## Begin

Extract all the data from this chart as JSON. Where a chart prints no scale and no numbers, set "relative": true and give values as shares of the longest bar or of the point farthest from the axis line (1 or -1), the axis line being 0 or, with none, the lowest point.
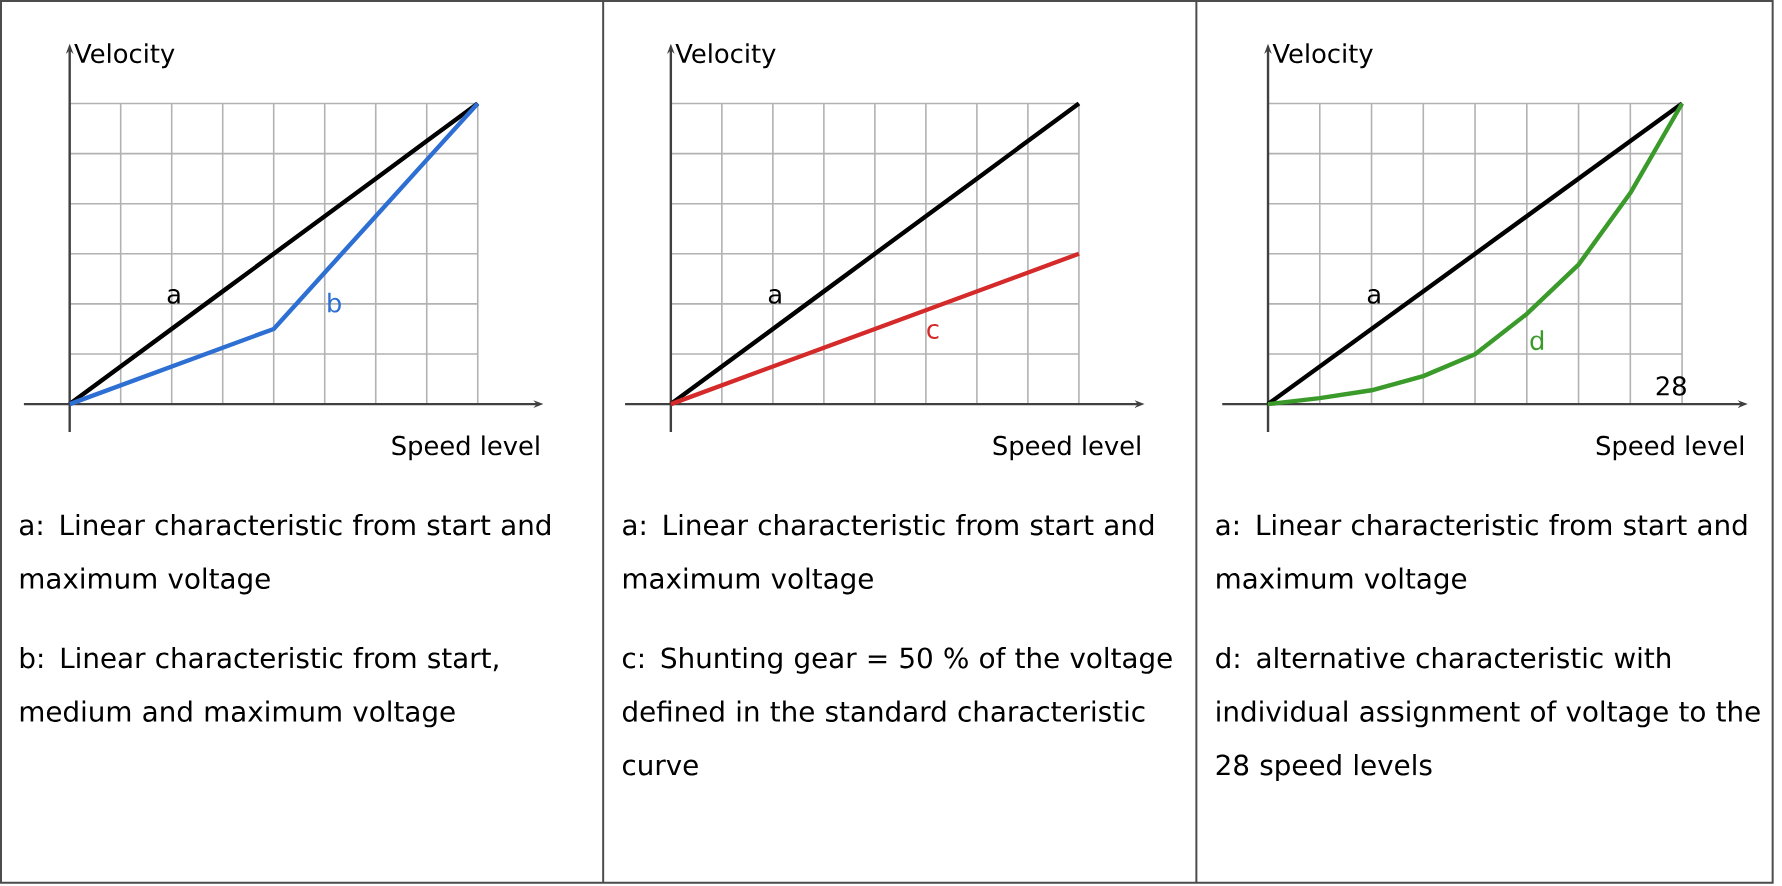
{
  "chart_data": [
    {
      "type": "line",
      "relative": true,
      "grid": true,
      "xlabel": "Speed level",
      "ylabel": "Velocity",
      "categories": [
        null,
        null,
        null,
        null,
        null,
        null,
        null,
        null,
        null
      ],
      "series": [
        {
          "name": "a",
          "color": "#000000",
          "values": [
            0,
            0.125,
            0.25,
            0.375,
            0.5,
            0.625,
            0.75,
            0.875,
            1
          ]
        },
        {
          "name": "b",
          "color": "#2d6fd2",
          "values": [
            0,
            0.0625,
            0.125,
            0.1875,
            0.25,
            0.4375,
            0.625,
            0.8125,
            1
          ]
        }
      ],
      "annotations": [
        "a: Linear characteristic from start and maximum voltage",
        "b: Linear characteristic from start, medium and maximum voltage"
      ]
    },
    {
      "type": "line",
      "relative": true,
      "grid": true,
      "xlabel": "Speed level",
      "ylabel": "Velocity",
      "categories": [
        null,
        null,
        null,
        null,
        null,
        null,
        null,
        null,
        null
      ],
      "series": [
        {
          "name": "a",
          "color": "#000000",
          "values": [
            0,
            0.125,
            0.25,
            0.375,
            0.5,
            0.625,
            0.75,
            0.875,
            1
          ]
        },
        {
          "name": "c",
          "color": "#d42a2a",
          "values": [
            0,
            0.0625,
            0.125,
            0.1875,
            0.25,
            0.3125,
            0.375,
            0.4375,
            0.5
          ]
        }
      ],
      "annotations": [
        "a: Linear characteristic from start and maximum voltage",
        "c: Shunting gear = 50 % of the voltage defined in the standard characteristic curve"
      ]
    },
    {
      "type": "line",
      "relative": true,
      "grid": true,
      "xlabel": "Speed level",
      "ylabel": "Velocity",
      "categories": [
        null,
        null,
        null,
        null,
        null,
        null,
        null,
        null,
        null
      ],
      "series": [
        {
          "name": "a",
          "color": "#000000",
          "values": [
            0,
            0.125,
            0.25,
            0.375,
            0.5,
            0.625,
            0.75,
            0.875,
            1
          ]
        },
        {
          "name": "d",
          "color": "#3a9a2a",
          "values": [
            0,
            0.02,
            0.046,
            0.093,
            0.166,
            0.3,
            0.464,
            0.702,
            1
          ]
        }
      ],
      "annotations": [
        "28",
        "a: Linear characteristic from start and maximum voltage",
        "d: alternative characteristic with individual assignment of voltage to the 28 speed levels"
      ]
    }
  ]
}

## End

Requirement - Quote the records above exactly, leaving out any pictures.

Exercise solution -
Extract all the data from this chart as JSON. Where a chart prints no scale and no numbers, set "relative": true and give values as shares of the longest bar or of the point farthest from the axis line (1 or -1), the axis line being 0 or, with none, the lowest point.
{
  "chart_data": [
    {
      "type": "line",
      "relative": true,
      "grid": true,
      "xlabel": "Speed level",
      "ylabel": "Velocity",
      "categories": [
        null,
        null,
        null,
        null,
        null,
        null,
        null,
        null,
        null
      ],
      "series": [
        {
          "name": "a",
          "color": "#000000",
          "values": [
            0,
            0.125,
            0.25,
            0.375,
            0.5,
            0.625,
            0.75,
            0.875,
            1
          ]
        },
        {
          "name": "b",
          "color": "#2d6fd2",
          "values": [
            0,
            0.0625,
            0.125,
            0.1875,
            0.25,
            0.4375,
            0.625,
            0.8125,
            1
          ]
        }
      ],
      "annotations": [
        "a: Linear characteristic from start and maximum voltage",
        "b: Linear characteristic from start, medium and maximum voltage"
      ]
    },
    {
      "type": "line",
      "relative": true,
      "grid": true,
      "xlabel": "Speed level",
      "ylabel": "Velocity",
      "categories": [
        null,
        null,
        null,
        null,
        null,
        null,
        null,
        null,
        null
      ],
      "series": [
        {
          "name": "a",
          "color": "#000000",
          "values": [
            0,
            0.125,
            0.25,
            0.375,
            0.5,
            0.625,
            0.75,
            0.875,
            1
          ]
        },
        {
          "name": "c",
          "color": "#d42a2a",
          "values": [
            0,
            0.0625,
            0.125,
            0.1875,
            0.25,
            0.3125,
            0.375,
            0.4375,
            0.5
          ]
        }
      ],
      "annotations": [
        "a: Linear characteristic from start and maximum voltage",
        "c: Shunting gear = 50 % of the voltage defined in the standard characteristic curve"
      ]
    },
    {
      "type": "line",
      "relative": true,
      "grid": true,
      "xlabel": "Speed level",
      "ylabel": "Velocity",
      "categories": [
        null,
        null,
        null,
        null,
        null,
        null,
        null,
        null,
        null
      ],
      "series": [
        {
          "name": "a",
          "color": "#000000",
          "values": [
            0,
            0.125,
            0.25,
            0.375,
            0.5,
            0.625,
            0.75,
            0.875,
            1
          ]
        },
        {
          "name": "d",
          "color": "#3a9a2a",
          "values": [
            0,
            0.02,
            0.046,
            0.093,
            0.166,
            0.3,
            0.464,
            0.702,
            1
          ]
        }
      ],
      "annotations": [
        "28",
        "a: Linear characteristic from start and maximum voltage",
        "d: alternative characteristic with individual assignment of voltage to the 28 speed levels"
      ]
    }
  ]
}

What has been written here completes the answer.